### The exercise
Restate the records that follow word for word; no pictures should appear.

Collected data entries
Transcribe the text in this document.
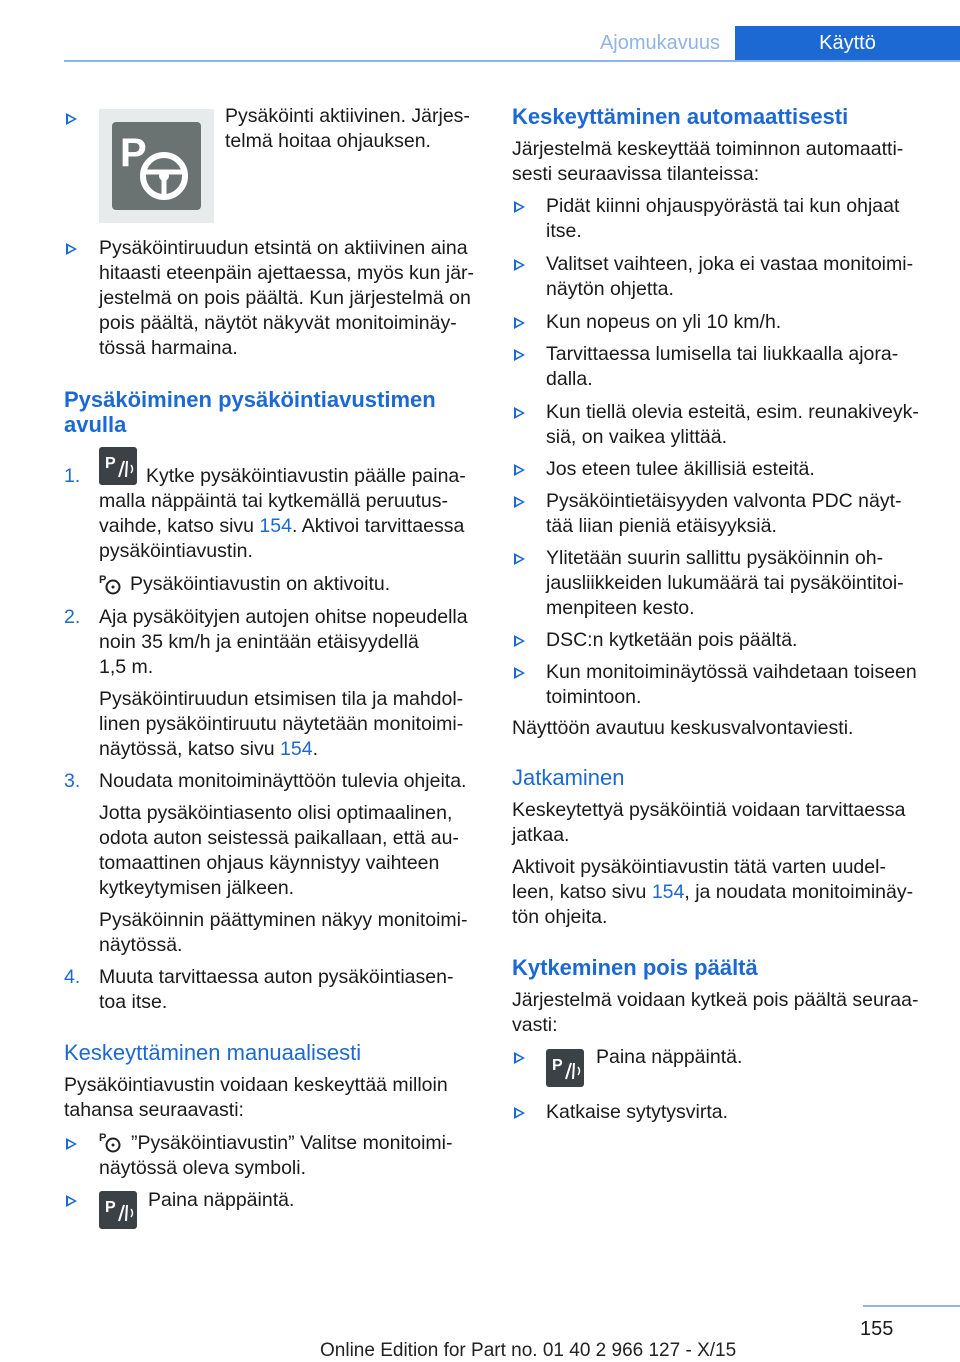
Ajomukavuus	Käyttö
P
Pysäköinti aktiivinen. Järjes-
telmä hoitaa ohjauksen.
Pysäköintiruudun etsintä on aktiivinen aina
hitaasti eteenpäin ajettaessa, myös kun jär-
jestelmä on pois päältä. Kun järjestelmä on
pois päältä, näytöt näkyvät monitoiminäy-
tössä harmaina.
Pysäköiminen pysäköintiavustimen
avulla
1.
P
Kytke pysäköintiavustin päälle paina-
malla näppäintä tai kytkemällä peruutus-
vaihde, katso sivu 154. Aktivoi tarvittaessa
pysäköintiavustin.
P Pysäköintiavustin on aktivoitu.
2. Aja pysäköityjen autojen ohitse nopeudella
noin 35 km/h ja enintään etäisyydellä
1,5 m.
Pysäköintiruudun etsimisen tila ja mahdol-
linen pysäköintiruutu näytetään monitoimi-
näytössä, katso sivu 154.
3. Noudata monitoiminäyttöön tulevia ohjeita.
Jotta pysäköintiasento olisi optimaalinen,
odota auton seistessä paikallaan, että au-
tomaattinen ohjaus käynnistyy vaihteen
kytkeytymisen jälkeen.
Pysäköinnin päättyminen näkyy monitoimi-
näytössä.
4. Muuta tarvittaessa auton pysäköintiasen-
toa itse.
Keskeyttäminen manuaalisesti
Pysäköintiavustin voidaan keskeyttää milloin
tahansa seuraavasti:
P ”Pysäköintiavustin” Valitse monitoimi-
näytössä oleva symboli.
P Paina näppäintä.
Keskeyttäminen automaattisesti
Järjestelmä keskeyttää toiminnon automaatti-
sesti seuraavissa tilanteissa:
Pidät kiinni ohjauspyörästä tai kun ohjaat
itse.
Valitset vaihteen, joka ei vastaa monitoimi-
näytön ohjetta.
Kun nopeus on yli 10 km/h.
Tarvittaessa lumisella tai liukkaalla ajora-
dalla.
Kun tiellä olevia esteitä, esim. reunakiveyk-
siä, on vaikea ylittää.
Jos eteen tulee äkillisiä esteitä.
Pysäköintietäisyyden valvonta PDC näyt-
tää liian pieniä etäisyyksiä.
Ylitetään suurin sallittu pysäköinnin oh-
jausliikkeiden lukumäärä tai pysäköintitoi-
menpiteen kesto.
DSC:n kytketään pois päältä.
Kun monitoiminäytössä vaihdetaan toiseen
toimintoon.
Näyttöön avautuu keskusvalvontaviesti.
Jatkaminen
Keskeytettyä pysäköintiä voidaan tarvittaessa
jatkaa.
Aktivoit pysäköintiavustin tätä varten uudel-
leen, katso sivu 154, ja noudata monitoiminäy-
tön ohjeita.
Kytkeminen pois päältä
Järjestelmä voidaan kytkeä pois päältä seuraa-
vasti:
P Paina näppäintä.
Katkaise sytytysvirta.
155
Online Edition for Part no. 01 40 2 966 127 - X/15
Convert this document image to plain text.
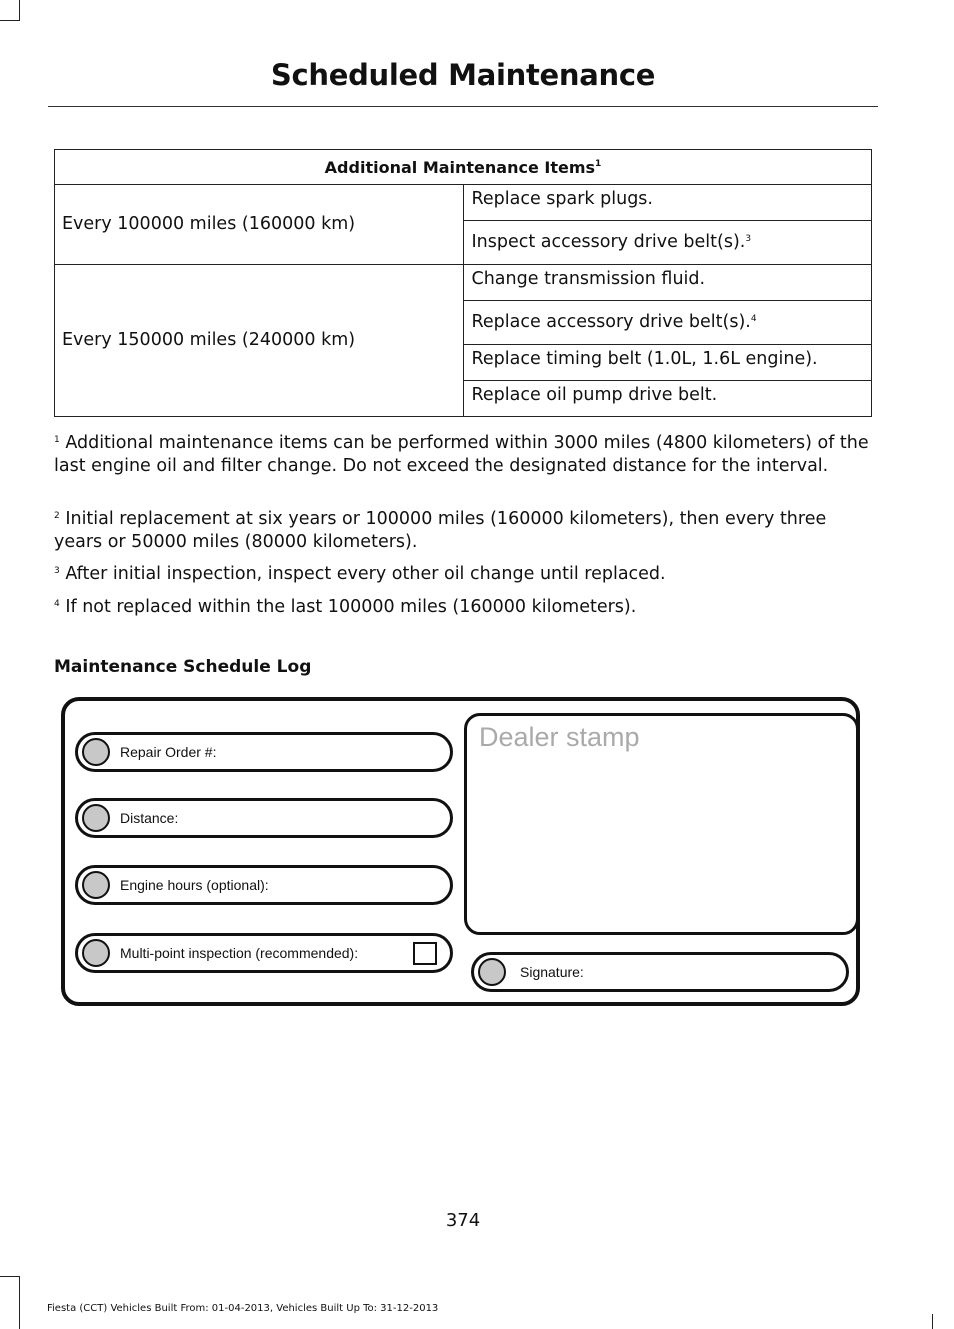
Scheduled Maintenance
Additional Maintenance Items$^1$
Every 100000 miles (160000 km)	Replace spark plugs.
	Inspect accessory drive belt(s).$^3$
Every 150000 miles (240000 km)	Change transmission fluid.
	Replace accessory drive belt(s).$^4$
	Replace timing belt (1.0L, 1.6L engine).
	Replace oil pump drive belt.
$^1$ Additional maintenance items can be performed within 3000 miles (4800 kilometers) of the last engine oil and filter change. Do not exceed the designated distance for the interval.
$^2$ Initial replacement at six years or 100000 miles (160000 kilometers), then every three years or 50000 miles (80000 kilometers).
$^3$ After initial inspection, inspect every other oil change until replaced.
$^4$ If not replaced within the last 100000 miles (160000 kilometers).
Maintenance Schedule Log
Repair Order #:
Distance:
Engine hours (optional):
Multi-point inspection (recommended):
Dealer stamp
Signature:
374
Fiesta (CCT) Vehicles Built From: 01-04-2013, Vehicles Built Up To: 31-12-2013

### Finished exercise
Transcribe the text in this document.
Ajomukavuus	Käyttö
P
Pysäköinti aktiivinen. Järjes-
telmä hoitaa ohjauksen.
Pysäköintiruudun etsintä on aktiivinen aina
hitaasti eteenpäin ajettaessa, myös kun jär-
jestelmä on pois päältä. Kun järjestelmä on
pois päältä, näytöt näkyvät monitoiminäy-
tössä harmaina.
Pysäköiminen pysäköintiavustimen
avulla
1.
P
Kytke pysäköintiavustin päälle paina-
malla näppäintä tai kytkemällä peruutus-
vaihde, katso sivu 154. Aktivoi tarvittaessa
pysäköintiavustin.
P Pysäköintiavustin on aktivoitu.
2. Aja pysäköityjen autojen ohitse nopeudella
noin 35 km/h ja enintään etäisyydellä
1,5 m.
Pysäköintiruudun etsimisen tila ja mahdol-
linen pysäköintiruutu näytetään monitoimi-
näytössä, katso sivu 154.
3. Noudata monitoiminäyttöön tulevia ohjeita.
Jotta pysäköintiasento olisi optimaalinen,
odota auton seistessä paikallaan, että au-
tomaattinen ohjaus käynnistyy vaihteen
kytkeytymisen jälkeen.
Pysäköinnin päättyminen näkyy monitoimi-
näytössä.
4. Muuta tarvittaessa auton pysäköintiasen-
toa itse.
Keskeyttäminen manuaalisesti
Pysäköintiavustin voidaan keskeyttää milloin
tahansa seuraavasti:
P ”Pysäköintiavustin” Valitse monitoimi-
näytössä oleva symboli.
P Paina näppäintä.
Keskeyttäminen automaattisesti
Järjestelmä keskeyttää toiminnon automaatti-
sesti seuraavissa tilanteissa:
Pidät kiinni ohjauspyörästä tai kun ohjaat
itse.
Valitset vaihteen, joka ei vastaa monitoimi-
näytön ohjetta.
Kun nopeus on yli 10 km/h.
Tarvittaessa lumisella tai liukkaalla ajora-
dalla.
Kun tiellä olevia esteitä, esim. reunakiveyk-
siä, on vaikea ylittää.
Jos eteen tulee äkillisiä esteitä.
Pysäköintietäisyyden valvonta PDC näyt-
tää liian pieniä etäisyyksiä.
Ylitetään suurin sallittu pysäköinnin oh-
jausliikkeiden lukumäärä tai pysäköintitoi-
menpiteen kesto.
DSC:n kytketään pois päältä.
Kun monitoiminäytössä vaihdetaan toiseen
toimintoon.
Näyttöön avautuu keskusvalvontaviesti.
Jatkaminen
Keskeytettyä pysäköintiä voidaan tarvittaessa
jatkaa.
Aktivoit pysäköintiavustin tätä varten uudel-
leen, katso sivu 154, ja noudata monitoiminäy-
tön ohjeita.
Kytkeminen pois päältä
Järjestelmä voidaan kytkeä pois päältä seuraa-
vasti:
P Paina näppäintä.
Katkaise sytytysvirta.
155
Online Edition for Part no. 01 40 2 966 127 - X/15
Convert this document image to plain text.
Scheduled Maintenance
Additional Maintenance Items$^1$
Every 100000 miles (160000 km)	Replace spark plugs.
	Inspect accessory drive belt(s).$^3$
Every 150000 miles (240000 km)	Change transmission fluid.
	Replace accessory drive belt(s).$^4$
	Replace timing belt (1.0L, 1.6L engine).
	Replace oil pump drive belt.
$^1$ Additional maintenance items can be performed within 3000 miles (4800 kilometers) of the last engine oil and filter change. Do not exceed the designated distance for the interval.
$^2$ Initial replacement at six years or 100000 miles (160000 kilometers), then every three years or 50000 miles (80000 kilometers).
$^3$ After initial inspection, inspect every other oil change until replaced.
$^4$ If not replaced within the last 100000 miles (160000 kilometers).
Maintenance Schedule Log
Repair Order #:
Distance:
Engine hours (optional):
Multi-point inspection (recommended):
Dealer stamp
Signature:
374
Fiesta (CCT) Vehicles Built From: 01-04-2013, Vehicles Built Up To: 31-12-2013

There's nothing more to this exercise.